◆ **OBJECTIVE**:
Write the data out again, character for character, with no images.

-- begin TASK INPUT --

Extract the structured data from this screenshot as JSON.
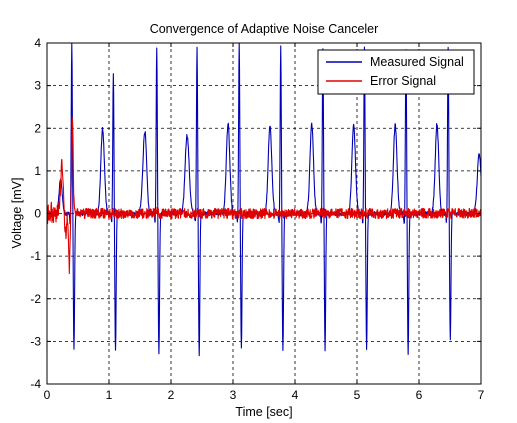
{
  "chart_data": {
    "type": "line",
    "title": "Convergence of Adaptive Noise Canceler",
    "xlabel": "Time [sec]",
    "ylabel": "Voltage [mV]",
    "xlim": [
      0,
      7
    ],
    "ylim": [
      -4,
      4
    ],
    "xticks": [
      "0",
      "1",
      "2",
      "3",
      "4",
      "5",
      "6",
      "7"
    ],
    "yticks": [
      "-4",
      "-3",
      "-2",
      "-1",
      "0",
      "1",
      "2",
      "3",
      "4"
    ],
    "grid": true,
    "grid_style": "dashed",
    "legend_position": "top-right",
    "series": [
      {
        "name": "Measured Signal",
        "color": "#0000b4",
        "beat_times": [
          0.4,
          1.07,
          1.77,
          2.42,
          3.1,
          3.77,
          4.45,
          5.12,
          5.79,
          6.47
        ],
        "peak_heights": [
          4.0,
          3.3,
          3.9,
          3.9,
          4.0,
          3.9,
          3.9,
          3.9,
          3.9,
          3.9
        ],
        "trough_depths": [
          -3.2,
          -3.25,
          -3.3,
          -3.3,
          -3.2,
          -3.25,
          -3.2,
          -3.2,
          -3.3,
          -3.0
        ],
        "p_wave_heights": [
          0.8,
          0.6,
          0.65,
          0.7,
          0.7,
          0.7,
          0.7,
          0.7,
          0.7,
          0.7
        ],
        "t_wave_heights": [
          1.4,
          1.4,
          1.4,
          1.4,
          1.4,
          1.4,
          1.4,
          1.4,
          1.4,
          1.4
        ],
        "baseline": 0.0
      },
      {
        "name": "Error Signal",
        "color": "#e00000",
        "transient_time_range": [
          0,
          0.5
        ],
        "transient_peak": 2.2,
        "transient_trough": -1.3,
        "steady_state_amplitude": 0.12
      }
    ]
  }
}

-- end TASK INPUT --

◆ **EXERCISE OUTPUT**:
Extract the structured data from this screenshot as JSON.
{
  "chart_data": {
    "type": "line",
    "title": "Convergence of Adaptive Noise Canceler",
    "xlabel": "Time [sec]",
    "ylabel": "Voltage [mV]",
    "xlim": [
      0,
      7
    ],
    "ylim": [
      -4,
      4
    ],
    "xticks": [
      "0",
      "1",
      "2",
      "3",
      "4",
      "5",
      "6",
      "7"
    ],
    "yticks": [
      "-4",
      "-3",
      "-2",
      "-1",
      "0",
      "1",
      "2",
      "3",
      "4"
    ],
    "grid": true,
    "grid_style": "dashed",
    "legend_position": "top-right",
    "series": [
      {
        "name": "Measured Signal",
        "color": "#0000b4",
        "beat_times": [
          0.4,
          1.07,
          1.77,
          2.42,
          3.1,
          3.77,
          4.45,
          5.12,
          5.79,
          6.47
        ],
        "peak_heights": [
          4.0,
          3.3,
          3.9,
          3.9,
          4.0,
          3.9,
          3.9,
          3.9,
          3.9,
          3.9
        ],
        "trough_depths": [
          -3.2,
          -3.25,
          -3.3,
          -3.3,
          -3.2,
          -3.25,
          -3.2,
          -3.2,
          -3.3,
          -3.0
        ],
        "p_wave_heights": [
          0.8,
          0.6,
          0.65,
          0.7,
          0.7,
          0.7,
          0.7,
          0.7,
          0.7,
          0.7
        ],
        "t_wave_heights": [
          1.4,
          1.4,
          1.4,
          1.4,
          1.4,
          1.4,
          1.4,
          1.4,
          1.4,
          1.4
        ],
        "baseline": 0.0
      },
      {
        "name": "Error Signal",
        "color": "#e00000",
        "transient_time_range": [
          0,
          0.5
        ],
        "transient_peak": 2.2,
        "transient_trough": -1.3,
        "steady_state_amplitude": 0.12
      }
    ]
  }
}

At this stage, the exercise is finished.